(begin)

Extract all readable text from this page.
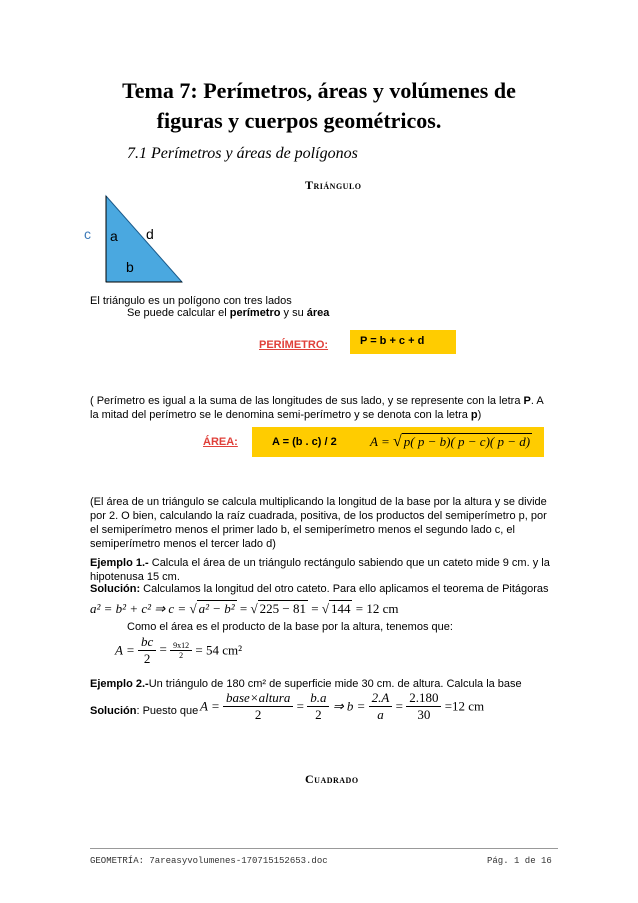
Tema 7: Perímetros, áreas y volúmenes de
figuras y cuerpos geométricos.
7.1 Perímetros y áreas de polígonos
Triángulo
c a d
b
El triángulo es un polígono con tres lados
Se puede calcular el perímetro y su área
PERÍMETRO:	P = b + c + d
( Perímetro es igual a la suma de las longitudes de sus lado, y se represente con la letra P. A la mitad del perímetro se le denomina semi-perímetro y se denota con la letra p)
ÁREA:	A = (b . c) / 2	A = √ p( p − b)( p − c)( p − d)
(El área de un triángulo se calcula multiplicando la longitud de la base por la altura y se divide por 2. O bien, calculando la raíz cuadrada, positiva, de los productos del semiperímetro p, por el semiperímetro menos el primer lado b, el semiperímetro menos el segundo lado c, el semiperímetro menos el tercer lado d)
Ejemplo 1.- Calcula el área de un triángulo rectángulo sabiendo que un cateto mide 9 cm. y la hipotenusa 15 cm.
Solución: Calculamos la longitud del otro cateto. Para ello aplicamos el teorema de Pitágoras
a² = b² + c² ⇒ c = √ a² − b² = √ 225 − 81 = √ 144 = 12 cm
Como el área es el producto de la base por la altura, tenemos que:
$A = \frac{bc}{2} = \frac{9x12}{2} = 54$ cm²
Ejemplo 2.-Un triángulo de 180 cm² de superficie mide 30 cm. de altura. Calcula la base
Solución: Puesto que $A = \frac{\text{base×altura}}{2} = \frac{b.a}{2}$ ⇒ $b = \frac{2.A}{a} = \frac{2.180}{30} =12$ cm
Cuadrado
GEOMETRÍA: 7areasyvolumenes-170715152653.doc	Pág. 1 de 16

(end)

## YOUR OBJECTIVE
Look through the listing and extract every line with "Perímetros" in it.

## COMPLETE RESPONSE
Tema 7: Perímetros, áreas y volúmenes de
7.1 Perímetros y áreas de polígonos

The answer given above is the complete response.